● **Requirement**
Print the records again, character for character.

● **Recorded data**
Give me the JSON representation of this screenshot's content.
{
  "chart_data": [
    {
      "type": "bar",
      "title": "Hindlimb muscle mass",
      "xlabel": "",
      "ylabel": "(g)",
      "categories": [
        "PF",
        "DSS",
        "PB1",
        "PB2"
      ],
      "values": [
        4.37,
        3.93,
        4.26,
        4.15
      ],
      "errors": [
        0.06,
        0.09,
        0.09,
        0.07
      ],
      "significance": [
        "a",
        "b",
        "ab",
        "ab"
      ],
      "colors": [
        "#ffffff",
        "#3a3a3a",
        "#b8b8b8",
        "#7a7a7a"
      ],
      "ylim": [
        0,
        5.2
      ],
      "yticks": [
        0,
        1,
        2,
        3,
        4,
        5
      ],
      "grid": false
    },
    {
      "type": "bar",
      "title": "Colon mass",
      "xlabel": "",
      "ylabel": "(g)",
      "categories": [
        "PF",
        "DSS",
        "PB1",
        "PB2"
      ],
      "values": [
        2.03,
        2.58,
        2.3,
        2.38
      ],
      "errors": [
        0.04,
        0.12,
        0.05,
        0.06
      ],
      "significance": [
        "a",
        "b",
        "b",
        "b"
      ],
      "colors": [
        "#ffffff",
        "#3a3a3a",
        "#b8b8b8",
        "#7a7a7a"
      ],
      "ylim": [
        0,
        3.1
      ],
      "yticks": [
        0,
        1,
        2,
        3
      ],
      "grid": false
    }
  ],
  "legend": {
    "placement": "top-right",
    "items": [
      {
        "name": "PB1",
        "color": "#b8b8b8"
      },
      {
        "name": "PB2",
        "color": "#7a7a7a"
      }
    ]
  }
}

● **Expected output**
Give me the JSON representation of this screenshot's content.
{
  "chart_data": [
    {
      "type": "bar",
      "title": "Hindlimb muscle mass",
      "xlabel": "",
      "ylabel": "(g)",
      "categories": [
        "PF",
        "DSS",
        "PB1",
        "PB2"
      ],
      "values": [
        4.37,
        3.93,
        4.26,
        4.15
      ],
      "errors": [
        0.06,
        0.09,
        0.09,
        0.07
      ],
      "significance": [
        "a",
        "b",
        "ab",
        "ab"
      ],
      "colors": [
        "#ffffff",
        "#3a3a3a",
        "#b8b8b8",
        "#7a7a7a"
      ],
      "ylim": [
        0,
        5.2
      ],
      "yticks": [
        0,
        1,
        2,
        3,
        4,
        5
      ],
      "grid": false
    },
    {
      "type": "bar",
      "title": "Colon mass",
      "xlabel": "",
      "ylabel": "(g)",
      "categories": [
        "PF",
        "DSS",
        "PB1",
        "PB2"
      ],
      "values": [
        2.03,
        2.58,
        2.3,
        2.38
      ],
      "errors": [
        0.04,
        0.12,
        0.05,
        0.06
      ],
      "significance": [
        "a",
        "b",
        "b",
        "b"
      ],
      "colors": [
        "#ffffff",
        "#3a3a3a",
        "#b8b8b8",
        "#7a7a7a"
      ],
      "ylim": [
        0,
        3.1
      ],
      "yticks": [
        0,
        1,
        2,
        3
      ],
      "grid": false
    }
  ],
  "legend": {
    "placement": "top-right",
    "items": [
      {
        "name": "PB1",
        "color": "#b8b8b8"
      },
      {
        "name": "PB2",
        "color": "#7a7a7a"
      }
    ]
  }
}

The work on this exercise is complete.